* Your goal
Below is a listing. Gather each line of it that contains "Anforderungen".

* Records about charts and figures
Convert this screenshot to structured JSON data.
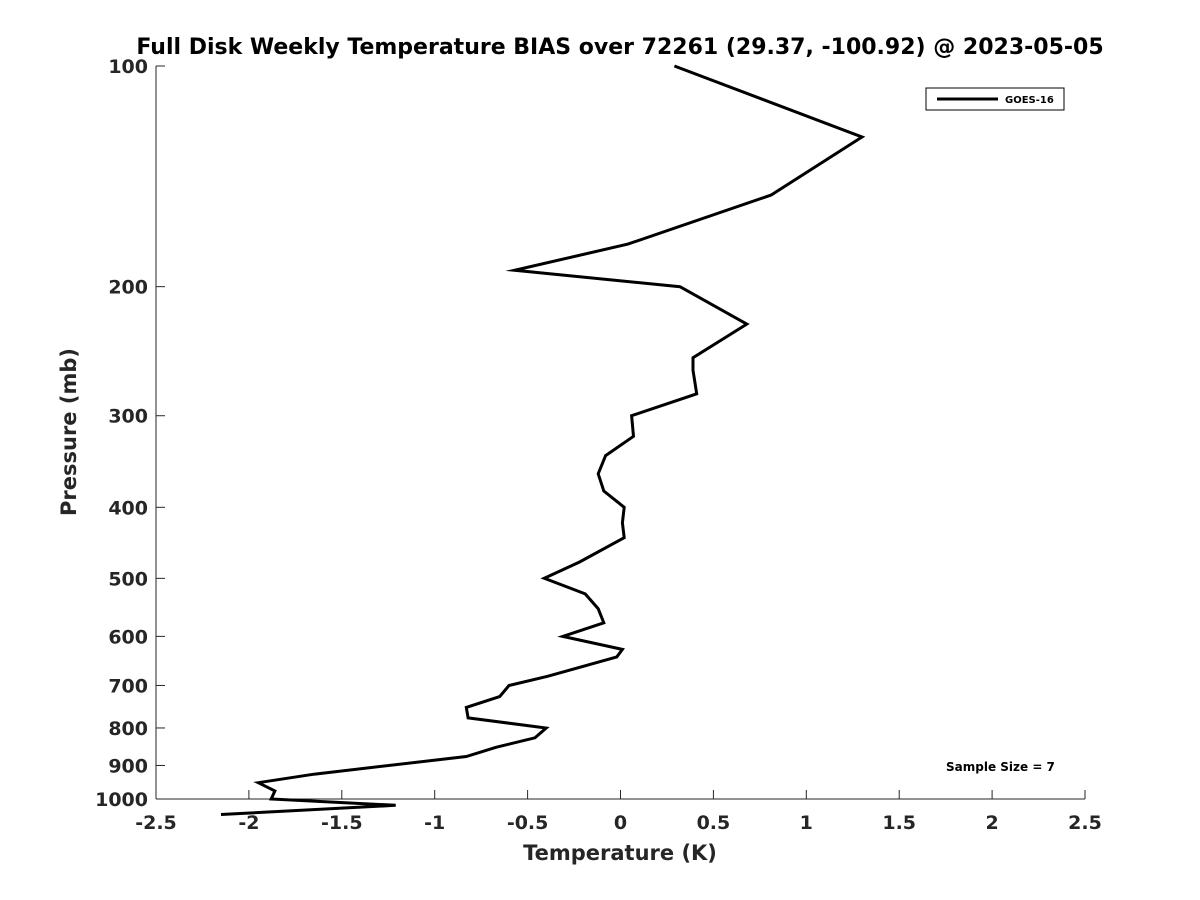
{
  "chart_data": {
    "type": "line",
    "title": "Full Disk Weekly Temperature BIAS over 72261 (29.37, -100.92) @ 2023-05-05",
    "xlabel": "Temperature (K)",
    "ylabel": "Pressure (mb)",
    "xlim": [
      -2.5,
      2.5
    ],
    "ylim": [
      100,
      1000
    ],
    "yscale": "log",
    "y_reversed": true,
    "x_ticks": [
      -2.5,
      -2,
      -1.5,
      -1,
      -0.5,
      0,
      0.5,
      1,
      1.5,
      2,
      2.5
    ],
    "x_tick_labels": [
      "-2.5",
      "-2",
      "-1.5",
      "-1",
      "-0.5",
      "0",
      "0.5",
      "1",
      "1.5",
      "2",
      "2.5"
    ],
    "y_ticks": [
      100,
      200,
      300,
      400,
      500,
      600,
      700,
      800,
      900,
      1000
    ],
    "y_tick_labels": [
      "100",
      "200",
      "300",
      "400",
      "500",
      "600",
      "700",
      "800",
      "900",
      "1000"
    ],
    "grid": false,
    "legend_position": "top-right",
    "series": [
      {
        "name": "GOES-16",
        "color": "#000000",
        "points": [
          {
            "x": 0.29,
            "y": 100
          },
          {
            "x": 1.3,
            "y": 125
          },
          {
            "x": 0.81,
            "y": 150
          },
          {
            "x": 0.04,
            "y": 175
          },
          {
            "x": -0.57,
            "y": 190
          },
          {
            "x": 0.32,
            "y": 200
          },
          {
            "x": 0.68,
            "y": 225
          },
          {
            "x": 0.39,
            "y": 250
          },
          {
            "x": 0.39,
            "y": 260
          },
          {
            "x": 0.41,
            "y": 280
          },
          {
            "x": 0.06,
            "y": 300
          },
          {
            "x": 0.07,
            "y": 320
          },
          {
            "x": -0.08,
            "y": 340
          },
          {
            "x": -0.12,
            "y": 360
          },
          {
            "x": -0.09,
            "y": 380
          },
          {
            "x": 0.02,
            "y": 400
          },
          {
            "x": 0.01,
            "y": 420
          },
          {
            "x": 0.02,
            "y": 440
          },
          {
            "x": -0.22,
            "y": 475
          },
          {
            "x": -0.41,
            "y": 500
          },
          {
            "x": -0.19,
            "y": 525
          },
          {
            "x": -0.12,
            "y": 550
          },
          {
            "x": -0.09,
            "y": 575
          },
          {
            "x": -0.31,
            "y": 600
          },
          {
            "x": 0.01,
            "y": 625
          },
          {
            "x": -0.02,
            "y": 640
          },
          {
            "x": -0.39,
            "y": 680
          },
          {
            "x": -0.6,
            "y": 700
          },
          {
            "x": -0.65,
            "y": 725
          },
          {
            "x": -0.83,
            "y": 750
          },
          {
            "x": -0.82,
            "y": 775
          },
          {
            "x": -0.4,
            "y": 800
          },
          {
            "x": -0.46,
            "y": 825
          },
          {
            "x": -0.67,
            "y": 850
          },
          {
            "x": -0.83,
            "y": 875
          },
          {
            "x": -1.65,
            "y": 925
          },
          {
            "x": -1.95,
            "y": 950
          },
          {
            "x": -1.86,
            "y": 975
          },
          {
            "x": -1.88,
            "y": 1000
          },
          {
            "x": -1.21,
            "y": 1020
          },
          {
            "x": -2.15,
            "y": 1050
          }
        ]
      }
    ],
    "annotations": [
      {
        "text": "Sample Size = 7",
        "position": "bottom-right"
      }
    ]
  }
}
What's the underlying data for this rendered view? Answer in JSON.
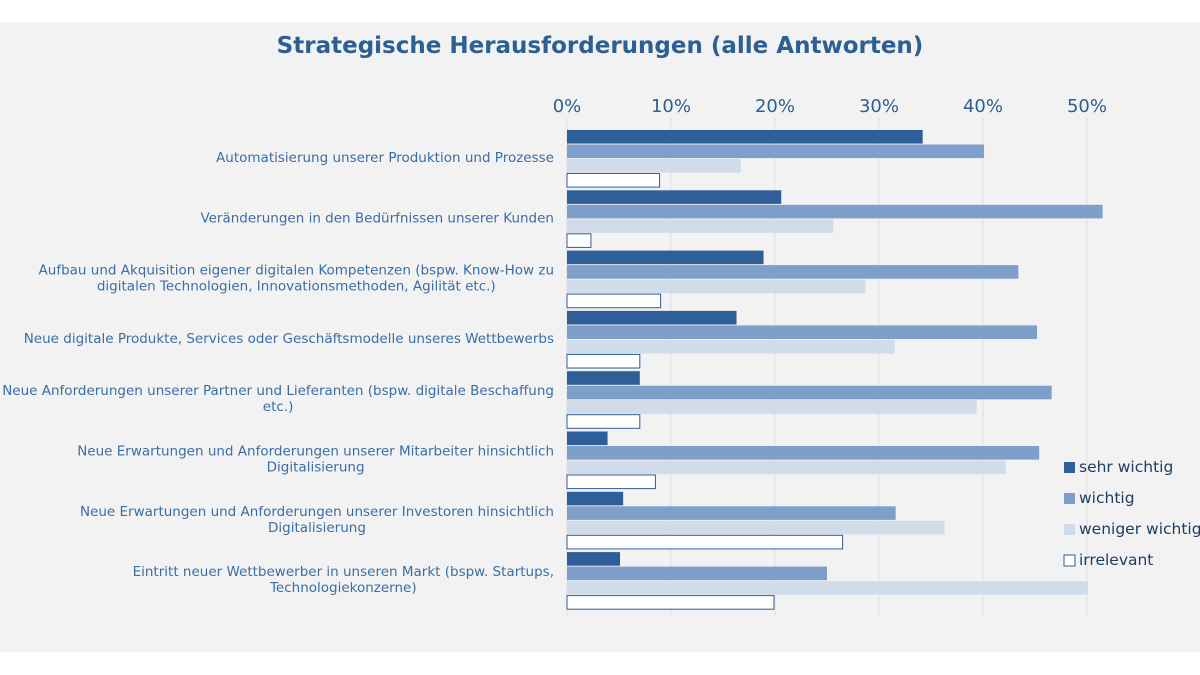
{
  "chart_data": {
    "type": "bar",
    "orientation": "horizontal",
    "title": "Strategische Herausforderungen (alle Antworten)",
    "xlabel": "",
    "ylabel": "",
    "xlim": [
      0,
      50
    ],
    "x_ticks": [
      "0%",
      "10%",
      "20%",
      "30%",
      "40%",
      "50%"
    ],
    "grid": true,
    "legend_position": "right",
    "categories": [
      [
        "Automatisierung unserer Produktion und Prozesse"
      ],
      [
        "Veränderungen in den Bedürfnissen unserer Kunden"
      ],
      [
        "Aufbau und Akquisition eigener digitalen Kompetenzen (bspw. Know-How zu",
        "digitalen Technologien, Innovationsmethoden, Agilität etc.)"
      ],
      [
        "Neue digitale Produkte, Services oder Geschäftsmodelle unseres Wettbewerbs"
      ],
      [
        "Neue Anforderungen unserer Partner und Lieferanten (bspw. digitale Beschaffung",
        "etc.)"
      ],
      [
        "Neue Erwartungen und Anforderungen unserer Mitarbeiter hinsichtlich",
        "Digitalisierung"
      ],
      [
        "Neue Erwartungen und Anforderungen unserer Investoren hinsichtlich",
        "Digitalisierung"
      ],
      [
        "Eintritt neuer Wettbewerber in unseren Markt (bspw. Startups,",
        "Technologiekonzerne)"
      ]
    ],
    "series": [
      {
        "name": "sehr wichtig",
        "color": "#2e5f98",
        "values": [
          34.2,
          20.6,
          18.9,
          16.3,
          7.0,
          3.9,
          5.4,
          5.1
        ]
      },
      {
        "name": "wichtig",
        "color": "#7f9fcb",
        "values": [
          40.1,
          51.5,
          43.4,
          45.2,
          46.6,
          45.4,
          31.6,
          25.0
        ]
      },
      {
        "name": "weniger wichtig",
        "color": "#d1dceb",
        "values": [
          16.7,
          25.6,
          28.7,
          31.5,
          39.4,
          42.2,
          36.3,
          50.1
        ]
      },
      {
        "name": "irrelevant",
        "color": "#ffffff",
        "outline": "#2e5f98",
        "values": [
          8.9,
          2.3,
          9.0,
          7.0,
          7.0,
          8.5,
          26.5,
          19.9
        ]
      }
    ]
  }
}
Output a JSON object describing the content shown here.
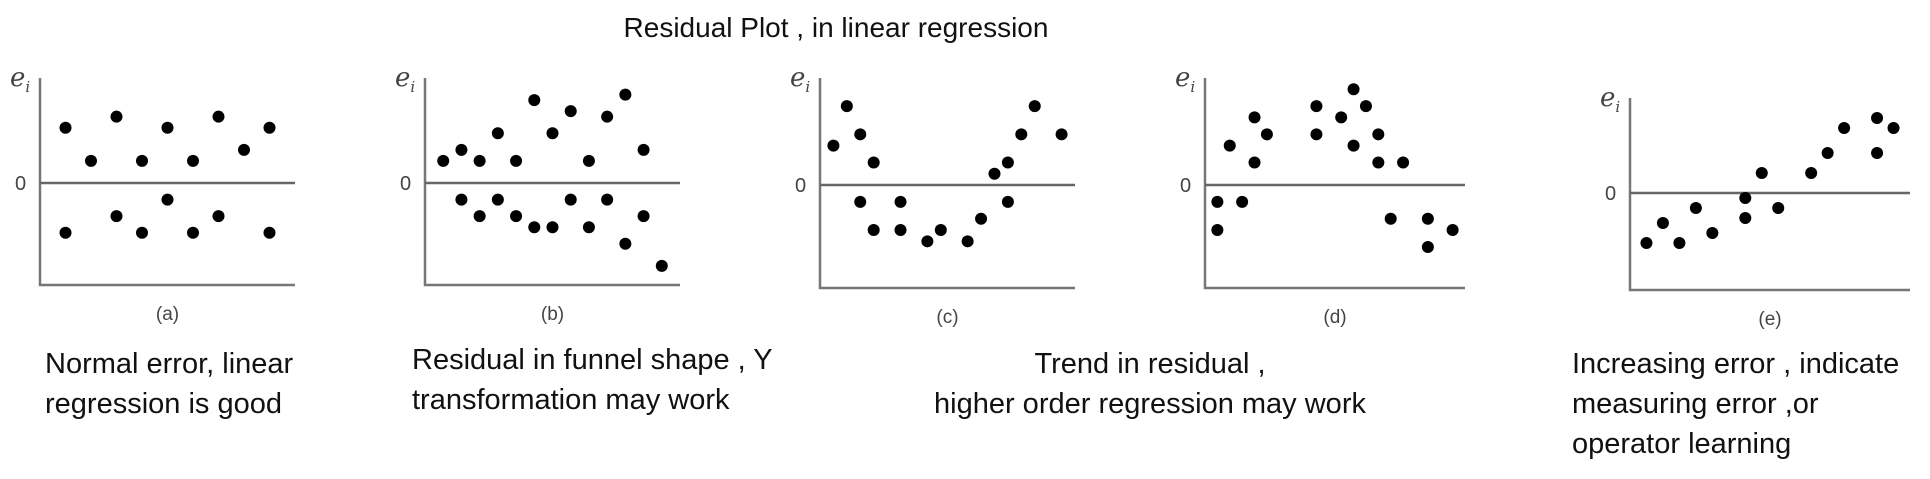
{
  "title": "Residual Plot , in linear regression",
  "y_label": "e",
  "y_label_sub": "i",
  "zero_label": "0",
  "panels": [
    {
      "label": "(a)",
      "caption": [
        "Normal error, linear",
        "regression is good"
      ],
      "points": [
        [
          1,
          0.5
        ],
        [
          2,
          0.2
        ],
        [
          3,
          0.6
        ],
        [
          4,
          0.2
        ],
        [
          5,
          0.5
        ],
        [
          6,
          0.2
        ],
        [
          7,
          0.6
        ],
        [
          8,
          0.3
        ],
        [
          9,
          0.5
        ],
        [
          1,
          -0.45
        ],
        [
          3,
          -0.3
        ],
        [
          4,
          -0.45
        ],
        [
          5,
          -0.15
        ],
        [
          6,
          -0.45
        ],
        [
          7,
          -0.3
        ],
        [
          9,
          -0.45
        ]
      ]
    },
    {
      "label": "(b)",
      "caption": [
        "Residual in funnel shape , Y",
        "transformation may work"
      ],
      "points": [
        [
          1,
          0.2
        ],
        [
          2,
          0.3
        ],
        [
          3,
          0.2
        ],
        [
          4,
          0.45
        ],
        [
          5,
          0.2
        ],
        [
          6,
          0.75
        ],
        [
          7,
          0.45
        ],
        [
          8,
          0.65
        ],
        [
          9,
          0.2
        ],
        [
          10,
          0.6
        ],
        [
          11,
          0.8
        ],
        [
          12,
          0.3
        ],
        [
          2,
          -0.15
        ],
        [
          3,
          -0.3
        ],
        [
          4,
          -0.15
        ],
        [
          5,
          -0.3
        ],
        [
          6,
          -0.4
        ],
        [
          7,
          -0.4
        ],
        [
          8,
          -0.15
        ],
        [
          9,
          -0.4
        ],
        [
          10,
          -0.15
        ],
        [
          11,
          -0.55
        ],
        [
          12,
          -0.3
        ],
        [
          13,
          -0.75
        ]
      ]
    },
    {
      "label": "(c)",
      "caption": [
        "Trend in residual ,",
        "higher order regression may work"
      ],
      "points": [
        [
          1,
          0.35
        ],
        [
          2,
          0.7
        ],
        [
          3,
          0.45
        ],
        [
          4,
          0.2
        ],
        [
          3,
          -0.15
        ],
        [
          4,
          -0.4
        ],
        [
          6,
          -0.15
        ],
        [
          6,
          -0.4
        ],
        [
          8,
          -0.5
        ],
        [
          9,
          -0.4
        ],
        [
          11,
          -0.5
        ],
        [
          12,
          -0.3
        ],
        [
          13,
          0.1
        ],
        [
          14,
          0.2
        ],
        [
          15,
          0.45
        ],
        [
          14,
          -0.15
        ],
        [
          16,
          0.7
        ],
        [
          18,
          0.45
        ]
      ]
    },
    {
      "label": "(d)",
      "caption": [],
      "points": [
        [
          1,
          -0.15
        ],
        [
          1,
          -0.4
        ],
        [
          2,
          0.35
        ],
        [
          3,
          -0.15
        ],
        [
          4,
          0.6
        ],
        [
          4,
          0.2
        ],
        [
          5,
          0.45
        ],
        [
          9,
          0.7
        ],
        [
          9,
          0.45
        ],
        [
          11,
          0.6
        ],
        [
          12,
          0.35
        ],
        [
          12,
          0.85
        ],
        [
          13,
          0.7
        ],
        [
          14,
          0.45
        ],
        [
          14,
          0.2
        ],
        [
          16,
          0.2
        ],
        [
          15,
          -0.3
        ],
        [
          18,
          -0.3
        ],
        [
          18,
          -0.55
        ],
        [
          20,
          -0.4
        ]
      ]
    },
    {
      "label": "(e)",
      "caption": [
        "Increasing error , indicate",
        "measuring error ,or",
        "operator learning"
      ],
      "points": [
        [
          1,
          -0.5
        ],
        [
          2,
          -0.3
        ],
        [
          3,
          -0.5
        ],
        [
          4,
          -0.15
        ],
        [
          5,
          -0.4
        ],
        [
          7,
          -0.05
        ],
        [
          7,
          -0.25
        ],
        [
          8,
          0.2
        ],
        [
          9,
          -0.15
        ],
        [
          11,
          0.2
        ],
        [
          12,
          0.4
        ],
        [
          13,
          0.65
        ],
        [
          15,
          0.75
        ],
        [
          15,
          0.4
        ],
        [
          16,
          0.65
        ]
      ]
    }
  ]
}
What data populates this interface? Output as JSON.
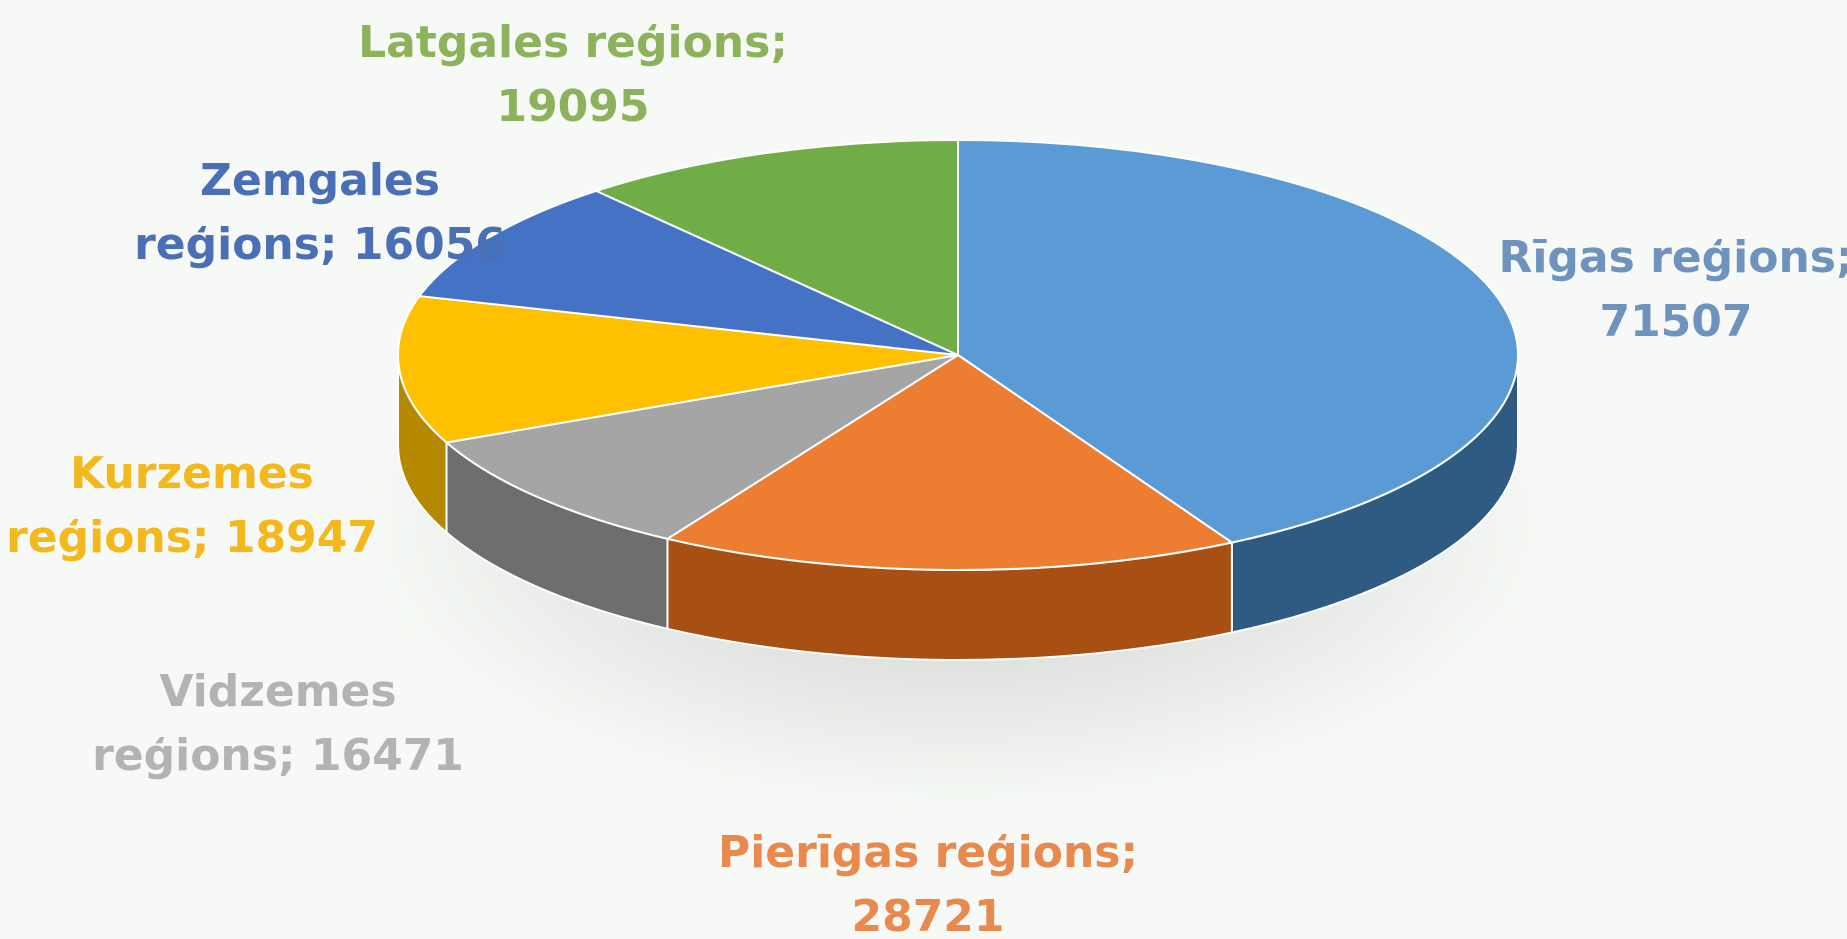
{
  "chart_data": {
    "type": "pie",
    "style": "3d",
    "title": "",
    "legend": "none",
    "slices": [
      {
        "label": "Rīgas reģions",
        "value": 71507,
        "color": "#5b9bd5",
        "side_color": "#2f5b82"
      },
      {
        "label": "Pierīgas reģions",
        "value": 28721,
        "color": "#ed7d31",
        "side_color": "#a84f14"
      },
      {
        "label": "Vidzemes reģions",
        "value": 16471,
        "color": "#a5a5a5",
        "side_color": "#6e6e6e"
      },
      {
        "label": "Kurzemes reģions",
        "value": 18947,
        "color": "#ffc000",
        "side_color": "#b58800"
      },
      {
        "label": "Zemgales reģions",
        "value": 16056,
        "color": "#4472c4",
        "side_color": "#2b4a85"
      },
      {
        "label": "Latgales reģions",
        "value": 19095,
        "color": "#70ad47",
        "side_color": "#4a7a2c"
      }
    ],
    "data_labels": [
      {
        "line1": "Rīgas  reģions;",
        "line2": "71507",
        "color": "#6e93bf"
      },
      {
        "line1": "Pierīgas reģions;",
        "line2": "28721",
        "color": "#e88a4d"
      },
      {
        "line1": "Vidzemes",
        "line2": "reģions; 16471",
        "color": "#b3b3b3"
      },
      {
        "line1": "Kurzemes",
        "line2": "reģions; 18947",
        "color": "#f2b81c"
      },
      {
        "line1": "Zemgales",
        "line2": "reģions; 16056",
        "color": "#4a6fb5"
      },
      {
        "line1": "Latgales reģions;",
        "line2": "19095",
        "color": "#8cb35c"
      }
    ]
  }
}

* Output for this exercise
        "Neue Anforderungen unserer Partner und Lieferanten (bspw. digitale Beschaffung",
        "Neue Erwartungen und Anforderungen unserer Mitarbeiter hinsichtlich",
        "Neue Erwartungen und Anforderungen unserer Investoren hinsichtlich",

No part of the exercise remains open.